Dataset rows
━━━
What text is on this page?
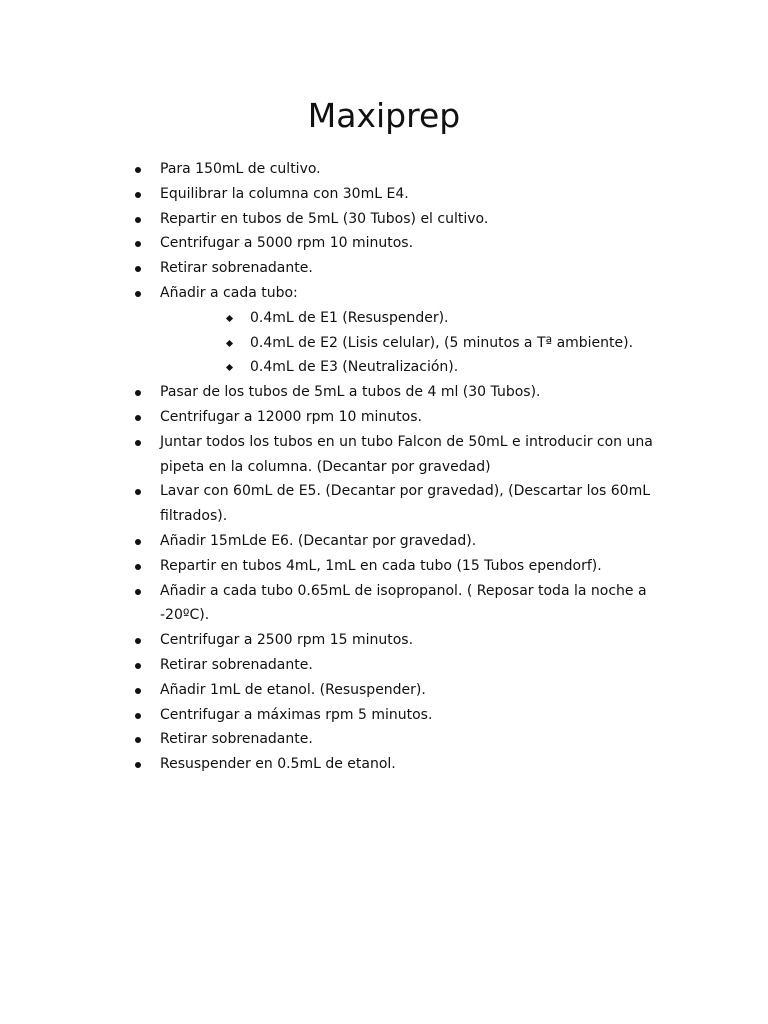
Maxiprep
Para 150mL de cultivo.
Equilibrar la columna con 30mL E4.
Repartir en tubos de 5mL (30 Tubos) el cultivo.
Centrifugar a 5000 rpm 10 minutos.
Retirar sobrenadante.
Añadir a cada tubo:
0.4mL de E1 (Resuspender).
0.4mL de E2 (Lisis celular), (5 minutos a Tª ambiente).
0.4mL de E3 (Neutralización).
Pasar de los tubos de 5mL a tubos de 4 ml (30 Tubos).
Centrifugar a 12000 rpm 10 minutos.
Juntar todos los tubos en un tubo Falcon de 50mL e introducir con una pipeta en la columna. (Decantar por gravedad)
Lavar con 60mL de E5. (Decantar por gravedad), (Descartar los 60mL filtrados).
Añadir 15mLde E6. (Decantar por gravedad).
Repartir en tubos 4mL, 1mL en cada tubo (15 Tubos ependorf).
Añadir a cada tubo 0.65mL de isopropanol. ( Reposar toda la noche a -20ºC).
Centrifugar a 2500 rpm 15 minutos.
Retirar sobrenadante.
Añadir 1mL de etanol. (Resuspender).
Centrifugar a máximas rpm 5 minutos.
Retirar sobrenadante.
Resuspender en 0.5mL de etanol.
━━━
> _PROBLEM REQUIREMENTS_
Reproduce all entries exactly. Pictures do not belong in the copy.

> _THE REPLY_
What text is on this page?
Maxiprep
Para 150mL de cultivo.
Equilibrar la columna con 30mL E4.
Repartir en tubos de 5mL (30 Tubos) el cultivo.
Centrifugar a 5000 rpm 10 minutos.
Retirar sobrenadante.
Añadir a cada tubo:
0.4mL de E1 (Resuspender).
0.4mL de E2 (Lisis celular), (5 minutos a Tª ambiente).
0.4mL de E3 (Neutralización).
Pasar de los tubos de 5mL a tubos de 4 ml (30 Tubos).
Centrifugar a 12000 rpm 10 minutos.
Juntar todos los tubos en un tubo Falcon de 50mL e introducir con una pipeta en la columna. (Decantar por gravedad)
Lavar con 60mL de E5. (Decantar por gravedad), (Descartar los 60mL filtrados).
Añadir 15mLde E6. (Decantar por gravedad).
Repartir en tubos 4mL, 1mL en cada tubo (15 Tubos ependorf).
Añadir a cada tubo 0.65mL de isopropanol. ( Reposar toda la noche a -20ºC).
Centrifugar a 2500 rpm 15 minutos.
Retirar sobrenadante.
Añadir 1mL de etanol. (Resuspender).
Centrifugar a máximas rpm 5 minutos.
Retirar sobrenadante.
Resuspender en 0.5mL de etanol.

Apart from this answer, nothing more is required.